- _Instruction_
Do not copy the pictures; transcribe all other material exactly.

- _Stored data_

------------------------

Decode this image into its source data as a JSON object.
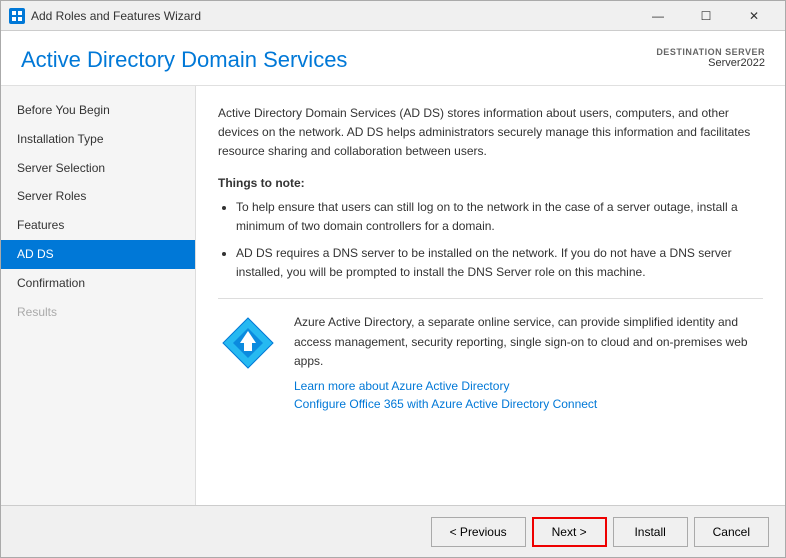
{
  "window": {
    "title": "Add Roles and Features Wizard",
    "controls": {
      "minimize": "—",
      "maximize": "☐",
      "close": "✕"
    }
  },
  "header": {
    "title": "Active Directory Domain Services",
    "destination_label": "DESTINATION SERVER",
    "destination_value": "Server2022"
  },
  "sidebar": {
    "items": [
      {
        "id": "before-you-begin",
        "label": "Before You Begin",
        "state": "normal"
      },
      {
        "id": "installation-type",
        "label": "Installation Type",
        "state": "normal"
      },
      {
        "id": "server-selection",
        "label": "Server Selection",
        "state": "normal"
      },
      {
        "id": "server-roles",
        "label": "Server Roles",
        "state": "normal"
      },
      {
        "id": "features",
        "label": "Features",
        "state": "normal"
      },
      {
        "id": "ad-ds",
        "label": "AD DS",
        "state": "active"
      },
      {
        "id": "confirmation",
        "label": "Confirmation",
        "state": "normal"
      },
      {
        "id": "results",
        "label": "Results",
        "state": "disabled"
      }
    ]
  },
  "main": {
    "description": "Active Directory Domain Services (AD DS) stores information about users, computers, and other devices on the network. AD DS helps administrators securely manage this information and facilitates resource sharing and collaboration between users.",
    "things_to_note": "Things to note:",
    "bullets": [
      "To help ensure that users can still log on to the network in the case of a server outage, install a minimum of two domain controllers for a domain.",
      "AD DS requires a DNS server to be installed on the network. If you do not have a DNS server installed, you will be prompted to install the DNS Server role on this machine."
    ],
    "azure": {
      "text": "Azure Active Directory, a separate online service, can provide simplified identity and access management, security reporting, single sign-on to cloud and on-premises web apps.",
      "link1": "Learn more about Azure Active Directory",
      "link2": "Configure Office 365 with Azure Active Directory Connect"
    }
  },
  "footer": {
    "previous_label": "< Previous",
    "next_label": "Next >",
    "install_label": "Install",
    "cancel_label": "Cancel"
  }
}
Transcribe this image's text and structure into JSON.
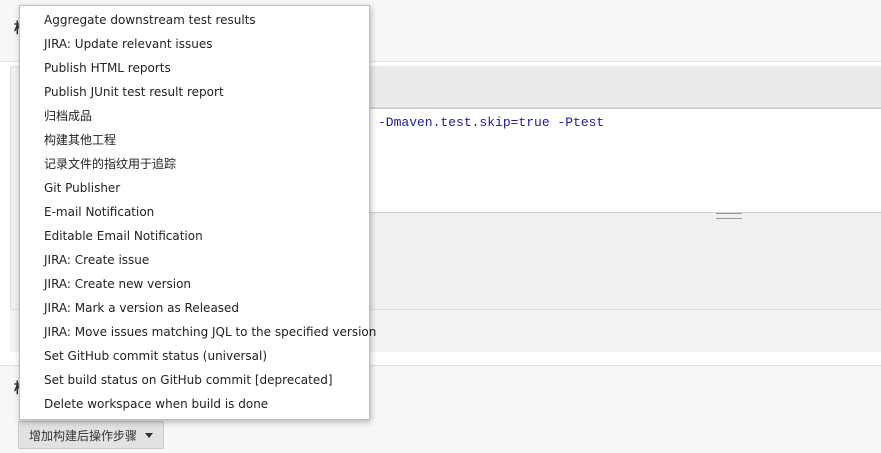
{
  "background": {
    "top_section_glyph": "构",
    "bottom_section_glyph": "构",
    "goals_code_line": "-Dmaven.test.skip=true -Ptest"
  },
  "dropdown": {
    "items": [
      {
        "label": "Aggregate downstream test results"
      },
      {
        "label": "JIRA: Update relevant issues"
      },
      {
        "label": "Publish HTML reports"
      },
      {
        "label": "Publish JUnit test result report"
      },
      {
        "label": "归档成品"
      },
      {
        "label": "构建其他工程"
      },
      {
        "label": "记录文件的指纹用于追踪"
      },
      {
        "label": "Git Publisher"
      },
      {
        "label": "E-mail Notification"
      },
      {
        "label": "Editable Email Notification"
      },
      {
        "label": "JIRA: Create issue"
      },
      {
        "label": "JIRA: Create new version"
      },
      {
        "label": "JIRA: Mark a version as Released"
      },
      {
        "label": "JIRA: Move issues matching JQL to the specified version"
      },
      {
        "label": "Set GitHub commit status (universal)"
      },
      {
        "label": "Set build status on GitHub commit [deprecated]"
      },
      {
        "label": "Delete workspace when build is done"
      }
    ]
  },
  "add_post_build_button": {
    "label": "增加构建后操作步骤",
    "icon": "caret-down-icon"
  },
  "colors": {
    "menu_background": "#ffffff",
    "code_text": "#1a1aa6",
    "panel_background": "#f0f0f0"
  }
}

------------------------

- _Worked solution_
Decode this image into its source data as a JSON object.
{
  "window": {
    "title": "Add Roles and Features Wizard",
    "controls": {
      "minimize": "—",
      "maximize": "☐",
      "close": "✕"
    }
  },
  "header": {
    "title": "Active Directory Domain Services",
    "destination_label": "DESTINATION SERVER",
    "destination_value": "Server2022"
  },
  "sidebar": {
    "items": [
      {
        "id": "before-you-begin",
        "label": "Before You Begin",
        "state": "normal"
      },
      {
        "id": "installation-type",
        "label": "Installation Type",
        "state": "normal"
      },
      {
        "id": "server-selection",
        "label": "Server Selection",
        "state": "normal"
      },
      {
        "id": "server-roles",
        "label": "Server Roles",
        "state": "normal"
      },
      {
        "id": "features",
        "label": "Features",
        "state": "normal"
      },
      {
        "id": "ad-ds",
        "label": "AD DS",
        "state": "active"
      },
      {
        "id": "confirmation",
        "label": "Confirmation",
        "state": "normal"
      },
      {
        "id": "results",
        "label": "Results",
        "state": "disabled"
      }
    ]
  },
  "main": {
    "description": "Active Directory Domain Services (AD DS) stores information about users, computers, and other devices on the network. AD DS helps administrators securely manage this information and facilitates resource sharing and collaboration between users.",
    "things_to_note": "Things to note:",
    "bullets": [
      "To help ensure that users can still log on to the network in the case of a server outage, install a minimum of two domain controllers for a domain.",
      "AD DS requires a DNS server to be installed on the network. If you do not have a DNS server installed, you will be prompted to install the DNS Server role on this machine."
    ],
    "azure": {
      "text": "Azure Active Directory, a separate online service, can provide simplified identity and access management, security reporting, single sign-on to cloud and on-premises web apps.",
      "link1": "Learn more about Azure Active Directory",
      "link2": "Configure Office 365 with Azure Active Directory Connect"
    }
  },
  "footer": {
    "previous_label": "< Previous",
    "next_label": "Next >",
    "install_label": "Install",
    "cancel_label": "Cancel"
  }
}
Transcribe this image's text and structure into JSON.
{
  "background": {
    "top_section_glyph": "构",
    "bottom_section_glyph": "构",
    "goals_code_line": "-Dmaven.test.skip=true -Ptest"
  },
  "dropdown": {
    "items": [
      {
        "label": "Aggregate downstream test results"
      },
      {
        "label": "JIRA: Update relevant issues"
      },
      {
        "label": "Publish HTML reports"
      },
      {
        "label": "Publish JUnit test result report"
      },
      {
        "label": "归档成品"
      },
      {
        "label": "构建其他工程"
      },
      {
        "label": "记录文件的指纹用于追踪"
      },
      {
        "label": "Git Publisher"
      },
      {
        "label": "E-mail Notification"
      },
      {
        "label": "Editable Email Notification"
      },
      {
        "label": "JIRA: Create issue"
      },
      {
        "label": "JIRA: Create new version"
      },
      {
        "label": "JIRA: Mark a version as Released"
      },
      {
        "label": "JIRA: Move issues matching JQL to the specified version"
      },
      {
        "label": "Set GitHub commit status (universal)"
      },
      {
        "label": "Set build status on GitHub commit [deprecated]"
      },
      {
        "label": "Delete workspace when build is done"
      }
    ]
  },
  "add_post_build_button": {
    "label": "增加构建后操作步骤",
    "icon": "caret-down-icon"
  },
  "colors": {
    "menu_background": "#ffffff",
    "code_text": "#1a1aa6",
    "panel_background": "#f0f0f0"
  }
}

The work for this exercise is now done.